To do :: Leave every picture out, and retype all the remaining records exactly.

Provided records Start Marker

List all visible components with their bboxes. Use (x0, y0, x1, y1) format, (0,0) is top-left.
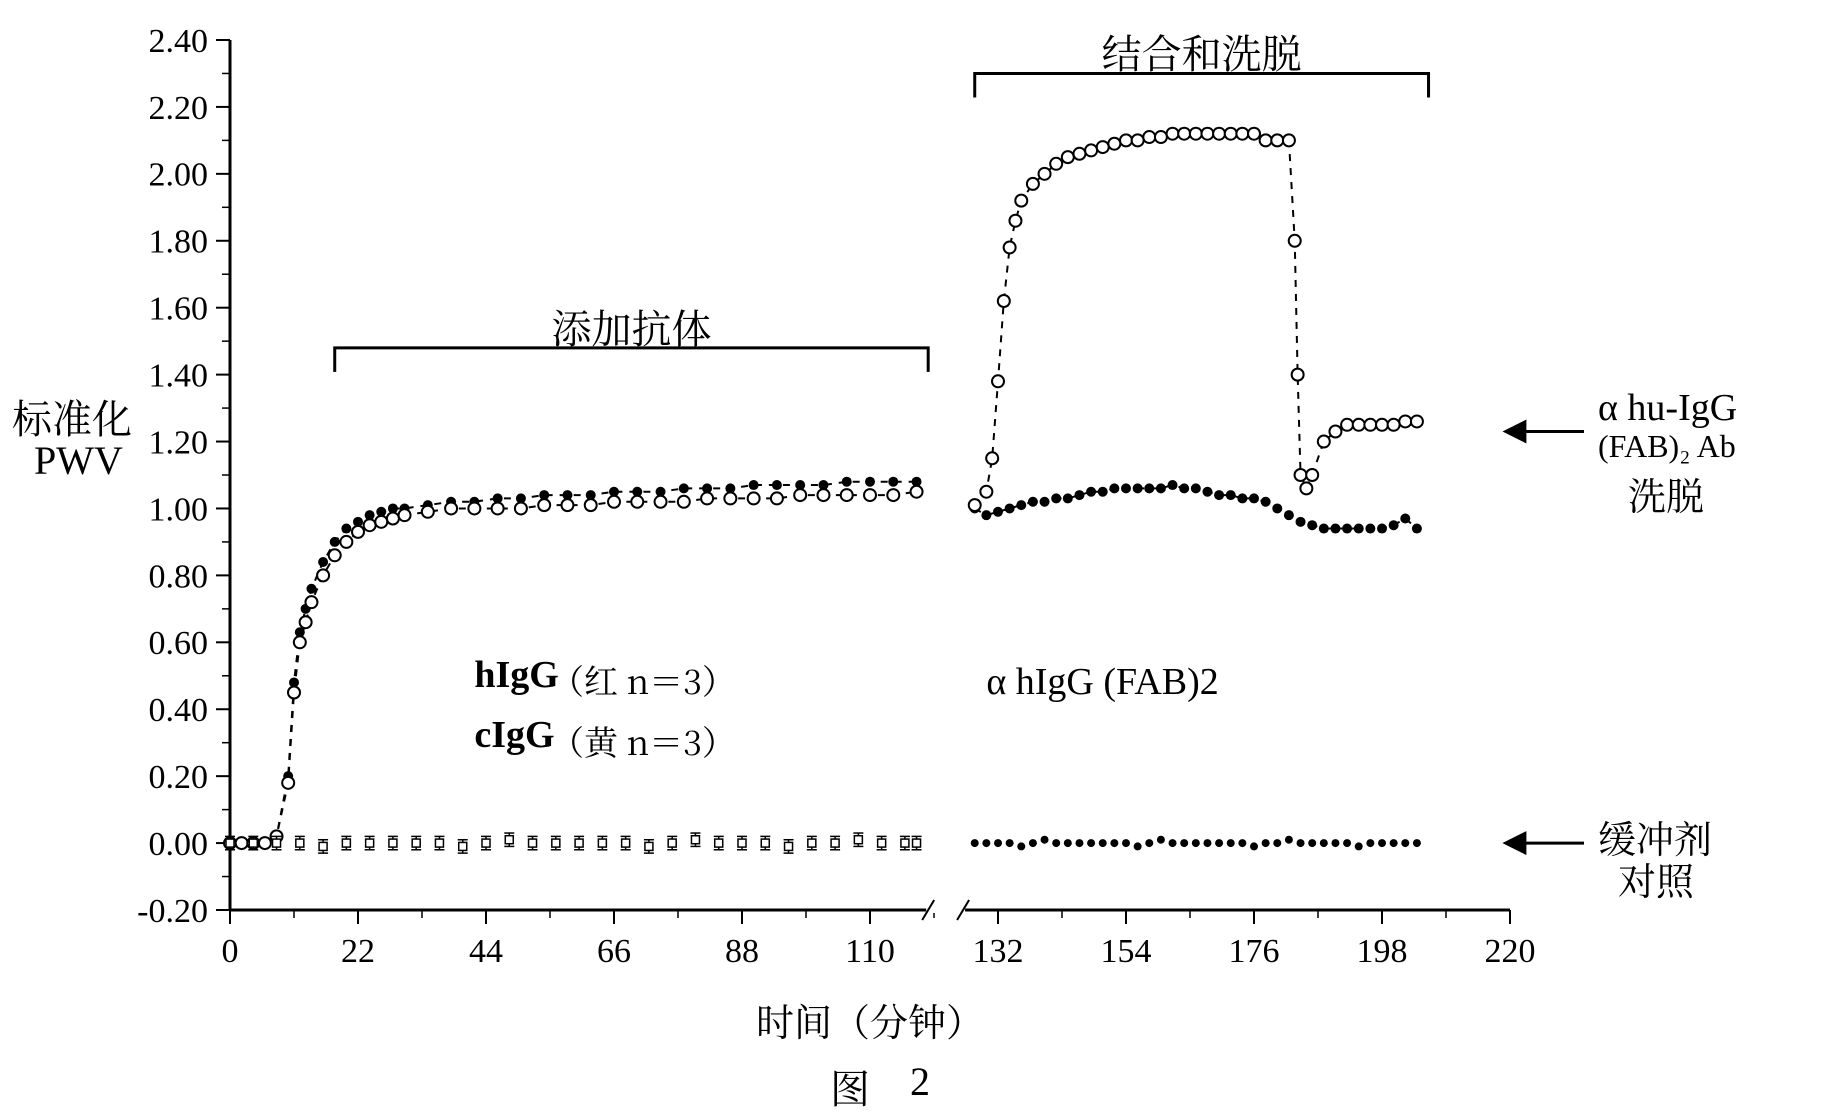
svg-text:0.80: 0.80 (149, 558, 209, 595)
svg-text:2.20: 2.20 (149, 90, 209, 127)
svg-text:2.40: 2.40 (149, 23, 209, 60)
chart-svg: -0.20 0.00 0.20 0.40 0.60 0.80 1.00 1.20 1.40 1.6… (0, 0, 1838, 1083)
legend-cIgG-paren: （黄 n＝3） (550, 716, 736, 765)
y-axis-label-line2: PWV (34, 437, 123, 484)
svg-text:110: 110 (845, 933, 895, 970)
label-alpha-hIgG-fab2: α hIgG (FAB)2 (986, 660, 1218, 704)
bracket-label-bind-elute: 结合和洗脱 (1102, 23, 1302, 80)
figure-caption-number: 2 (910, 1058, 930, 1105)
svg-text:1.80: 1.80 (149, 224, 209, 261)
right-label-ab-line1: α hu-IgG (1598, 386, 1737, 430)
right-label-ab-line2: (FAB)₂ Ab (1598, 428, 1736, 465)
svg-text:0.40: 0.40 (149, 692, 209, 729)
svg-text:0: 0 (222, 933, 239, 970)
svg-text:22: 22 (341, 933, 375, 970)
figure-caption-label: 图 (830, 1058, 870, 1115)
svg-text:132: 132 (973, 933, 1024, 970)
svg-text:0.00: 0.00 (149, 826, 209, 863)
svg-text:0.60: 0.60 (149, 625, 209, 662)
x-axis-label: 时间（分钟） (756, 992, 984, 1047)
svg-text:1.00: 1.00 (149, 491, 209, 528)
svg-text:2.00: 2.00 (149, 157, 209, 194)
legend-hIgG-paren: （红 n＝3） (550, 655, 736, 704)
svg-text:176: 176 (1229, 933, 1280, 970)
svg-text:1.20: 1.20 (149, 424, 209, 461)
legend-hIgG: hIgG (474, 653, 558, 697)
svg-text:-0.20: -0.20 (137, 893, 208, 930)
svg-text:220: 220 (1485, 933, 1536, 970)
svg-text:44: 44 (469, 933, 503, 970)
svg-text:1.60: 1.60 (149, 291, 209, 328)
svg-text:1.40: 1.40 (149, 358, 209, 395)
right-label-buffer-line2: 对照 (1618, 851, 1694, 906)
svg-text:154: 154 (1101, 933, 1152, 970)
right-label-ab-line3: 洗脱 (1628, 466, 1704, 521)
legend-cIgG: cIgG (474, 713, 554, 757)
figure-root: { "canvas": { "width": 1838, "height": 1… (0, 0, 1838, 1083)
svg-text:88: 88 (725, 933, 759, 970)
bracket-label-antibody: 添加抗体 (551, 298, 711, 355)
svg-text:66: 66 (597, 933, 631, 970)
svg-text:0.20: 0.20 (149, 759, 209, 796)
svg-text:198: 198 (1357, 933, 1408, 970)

Provided records End Marker

Output for this task ::
List all visible components with their bboxes. Use (x0, y0, x1, y1) format, (0,0) is top-left.
svg-text:0.80: 0.80 (149, 558, 209, 595)
svg-text:2.20: 2.20 (149, 90, 209, 127)
svg-text:2.40: 2.40 (149, 23, 209, 60)
chart-svg: -0.20 0.00 0.20 0.40 0.60 0.80 1.00 1.20 1.40 1.6… (0, 0, 1838, 1083)
legend-cIgG-paren: （黄 n＝3） (550, 716, 736, 765)
y-axis-label-line2: PWV (34, 437, 123, 484)
svg-text:110: 110 (845, 933, 895, 970)
label-alpha-hIgG-fab2: α hIgG (FAB)2 (986, 660, 1218, 704)
bracket-label-bind-elute: 结合和洗脱 (1102, 23, 1302, 80)
figure-caption-number: 2 (910, 1058, 930, 1105)
svg-text:1.80: 1.80 (149, 224, 209, 261)
right-label-ab-line1: α hu-IgG (1598, 386, 1737, 430)
right-label-ab-line2: (FAB)₂ Ab (1598, 428, 1736, 465)
svg-text:0.40: 0.40 (149, 692, 209, 729)
svg-text:0: 0 (222, 933, 239, 970)
svg-text:22: 22 (341, 933, 375, 970)
figure-caption-label: 图 (830, 1058, 870, 1115)
svg-text:132: 132 (973, 933, 1024, 970)
svg-text:0.00: 0.00 (149, 826, 209, 863)
svg-text:0.60: 0.60 (149, 625, 209, 662)
x-axis-label: 时间（分钟） (756, 992, 984, 1047)
svg-text:1.00: 1.00 (149, 491, 209, 528)
svg-text:2.00: 2.00 (149, 157, 209, 194)
legend-hIgG-paren: （红 n＝3） (550, 655, 736, 704)
svg-text:176: 176 (1229, 933, 1280, 970)
svg-text:1.20: 1.20 (149, 424, 209, 461)
legend-hIgG: hIgG (474, 653, 558, 697)
svg-text:-0.20: -0.20 (137, 893, 208, 930)
svg-text:220: 220 (1485, 933, 1536, 970)
svg-text:44: 44 (469, 933, 503, 970)
svg-text:1.60: 1.60 (149, 291, 209, 328)
svg-text:1.40: 1.40 (149, 358, 209, 395)
right-label-buffer-line2: 对照 (1618, 851, 1694, 906)
svg-text:154: 154 (1101, 933, 1152, 970)
right-label-ab-line3: 洗脱 (1628, 466, 1704, 521)
legend-cIgG: cIgG (474, 713, 554, 757)
figure-root: { "canvas": { "width": 1838, "height": 1… (0, 0, 1838, 1083)
svg-text:88: 88 (725, 933, 759, 970)
bracket-label-antibody: 添加抗体 (551, 298, 711, 355)
svg-text:66: 66 (597, 933, 631, 970)
svg-text:0.20: 0.20 (149, 759, 209, 796)
svg-text:198: 198 (1357, 933, 1408, 970)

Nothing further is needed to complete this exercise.